* **WORK ORDER**: Carry on the text on the HL10 trial methods from the point where it stops.

* **SELECTED TEXT**:
>>
Ventilator and cardiovascular parameters, arterial blood gas data, and standard laboratory variables were measured at baseline and during the study. Acute Physiology and Chronic Health Evaluation and Simplified Acute Physiology Score were recorded. Sequential Organ-Failure Assessment (SOFA) was calculated on Days 1, 4, and 8. The day of the first HL10 administration was considered as Day 1. The primary outcome was the impact of three doses of HL 10 given at time intervals compared with usual care on 28-day mortality, measured at Day 29. Secondary objectives were days alive and out of intensive care unit (ICU) at Day 28, days alive and out of ICU at Day 28 for patients alive at the end of Day 28, changes in the PaO2/FiO2 ratio and other relevant lung parameters, change in SOFA score, and 180-day mortality. Adverse events were categorized according to the MedDRA (Medical Dictionary for Regulatory Activities) System, version 6.1 and reported for both groups. The DMC reviewed all serious adverse events on an ongoing basis.
The anticipated 28-day mortality for the study population was 40% and the study was powered to detect a 10 percentage point absolute reduction in mortality to 30%. The sample size of 1,000 patients was needed and there were preplanned interim analyses at every 200 patients. The prespecified primary efficacy analysis was a binary (28-day mortality) logistic regression with stratum of ALI/ARDS, PaO2/FiO2 ratio group, and age group as explanatory variables, and a standard asymptotic method with Wald confidence intervals was used. Supplementary 28-day and 180-day mortality were analyzed by Kaplan-Meier plots and the corresponding log-rank test. All binary variables were analyzed by Pearson chi-square test with corresponding 95% confidence intervals. Other variables were analyzed by Wilcoxon two-sample rank-sum test. Post hoc analysis concerning 28-day and 180-day mortality for patients with direct and indirect ARDS was performed by log-rank test.
<<
* **DATASET ENTRIES**:
>>
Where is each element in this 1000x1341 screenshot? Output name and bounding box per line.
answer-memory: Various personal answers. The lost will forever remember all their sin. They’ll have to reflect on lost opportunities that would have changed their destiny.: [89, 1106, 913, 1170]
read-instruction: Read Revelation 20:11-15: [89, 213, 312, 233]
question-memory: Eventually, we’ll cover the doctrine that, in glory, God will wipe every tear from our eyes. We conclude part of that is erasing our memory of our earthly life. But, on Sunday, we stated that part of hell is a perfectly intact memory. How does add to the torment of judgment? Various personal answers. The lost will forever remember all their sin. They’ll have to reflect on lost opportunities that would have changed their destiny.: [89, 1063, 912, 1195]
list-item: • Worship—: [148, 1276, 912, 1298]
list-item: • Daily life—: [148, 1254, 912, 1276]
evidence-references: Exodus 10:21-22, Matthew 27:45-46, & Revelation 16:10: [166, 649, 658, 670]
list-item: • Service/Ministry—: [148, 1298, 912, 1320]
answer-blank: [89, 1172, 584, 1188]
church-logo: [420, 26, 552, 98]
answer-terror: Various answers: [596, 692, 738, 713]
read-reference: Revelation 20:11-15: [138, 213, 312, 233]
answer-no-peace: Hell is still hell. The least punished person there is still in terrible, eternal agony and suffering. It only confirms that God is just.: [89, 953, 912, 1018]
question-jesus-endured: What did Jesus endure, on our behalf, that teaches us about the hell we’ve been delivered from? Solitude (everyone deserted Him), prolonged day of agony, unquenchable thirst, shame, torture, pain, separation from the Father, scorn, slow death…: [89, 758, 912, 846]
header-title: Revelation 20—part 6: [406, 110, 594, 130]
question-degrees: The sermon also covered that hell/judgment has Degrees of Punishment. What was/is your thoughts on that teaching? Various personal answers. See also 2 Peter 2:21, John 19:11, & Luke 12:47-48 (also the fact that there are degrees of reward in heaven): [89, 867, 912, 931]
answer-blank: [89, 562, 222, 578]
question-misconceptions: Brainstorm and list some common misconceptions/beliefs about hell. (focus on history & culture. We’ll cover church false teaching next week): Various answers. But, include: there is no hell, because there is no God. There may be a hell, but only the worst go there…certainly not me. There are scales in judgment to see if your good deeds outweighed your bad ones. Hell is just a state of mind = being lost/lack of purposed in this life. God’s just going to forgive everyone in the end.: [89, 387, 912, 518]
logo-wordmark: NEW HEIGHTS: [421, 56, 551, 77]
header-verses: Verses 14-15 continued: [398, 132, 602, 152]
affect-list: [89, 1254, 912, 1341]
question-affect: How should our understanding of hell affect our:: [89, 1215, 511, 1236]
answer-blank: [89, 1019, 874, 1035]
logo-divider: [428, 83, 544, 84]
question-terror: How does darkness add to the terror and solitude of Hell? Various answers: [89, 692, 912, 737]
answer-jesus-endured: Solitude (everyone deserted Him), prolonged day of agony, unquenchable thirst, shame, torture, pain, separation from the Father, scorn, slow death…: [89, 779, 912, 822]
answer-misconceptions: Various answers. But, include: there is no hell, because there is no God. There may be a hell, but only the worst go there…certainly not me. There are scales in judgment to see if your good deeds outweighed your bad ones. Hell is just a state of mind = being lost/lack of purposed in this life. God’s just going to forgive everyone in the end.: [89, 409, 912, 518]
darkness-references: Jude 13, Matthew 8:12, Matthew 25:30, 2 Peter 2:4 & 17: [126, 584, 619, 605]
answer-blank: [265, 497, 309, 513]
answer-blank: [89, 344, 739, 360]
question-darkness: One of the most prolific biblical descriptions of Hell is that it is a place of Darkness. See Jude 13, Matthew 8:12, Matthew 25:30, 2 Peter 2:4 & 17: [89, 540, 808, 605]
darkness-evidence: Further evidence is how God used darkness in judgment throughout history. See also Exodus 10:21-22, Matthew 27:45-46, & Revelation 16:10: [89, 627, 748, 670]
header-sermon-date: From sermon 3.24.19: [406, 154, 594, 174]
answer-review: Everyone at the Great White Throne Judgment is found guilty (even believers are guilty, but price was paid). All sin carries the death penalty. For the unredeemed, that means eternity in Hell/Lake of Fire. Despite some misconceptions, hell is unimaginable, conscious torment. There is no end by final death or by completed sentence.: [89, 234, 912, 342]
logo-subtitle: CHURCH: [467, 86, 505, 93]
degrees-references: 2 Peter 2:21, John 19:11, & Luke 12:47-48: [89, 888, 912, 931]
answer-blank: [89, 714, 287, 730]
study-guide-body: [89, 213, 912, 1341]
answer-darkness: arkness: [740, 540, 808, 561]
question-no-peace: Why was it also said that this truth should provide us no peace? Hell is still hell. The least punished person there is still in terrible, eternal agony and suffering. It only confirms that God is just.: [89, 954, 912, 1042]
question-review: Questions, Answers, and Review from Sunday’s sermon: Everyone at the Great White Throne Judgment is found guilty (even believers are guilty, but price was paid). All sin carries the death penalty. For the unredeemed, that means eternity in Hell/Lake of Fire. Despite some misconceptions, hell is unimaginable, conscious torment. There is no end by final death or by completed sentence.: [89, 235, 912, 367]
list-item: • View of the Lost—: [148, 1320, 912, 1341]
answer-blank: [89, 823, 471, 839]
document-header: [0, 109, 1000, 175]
<<
* **ANSWER BELOW**:
The study was prematurely terminated because a 300-patient safety analysis showed a trend toward higher mortality in the treatment group. The DMC reviewed the data after 200 patients reached the 28-day follow-up period and noted that there was a trend to increased mortality in 60-day and 90-day mortality in the HL 10 arm and asked for an unplanned review of data after 300 patients. The DMC recommended that the trial be stopped after looking at the data on 300 patients even though the increased mortality signal was largely in the 60- to 90-day follow-up, but not at the 28-day time point. On study closure a total of 418 (210 usual care and 208 treatment) patients had been randomized (Figure 1). The number of patients studied per site ranged from 1 to 23. There was no center effect or practice effect (i.e., better effects after multiple patients treated) identified by the DMC. The groups were well matched at baseline (Tables 1 and 2). Sepsis was the most common predisposing event followed by pneumonia. A total of 327 patients (78.2%) had ARDS at baseline. Three patients randomized for HL 10 did not receive treatment, but were analyzed as per the intent-to-treat approach. The time interval between onset of mechanical ventilation and initiation of treatment in HL 10 group was median 35.04 hours with a range 2.4 to 73.92 hours.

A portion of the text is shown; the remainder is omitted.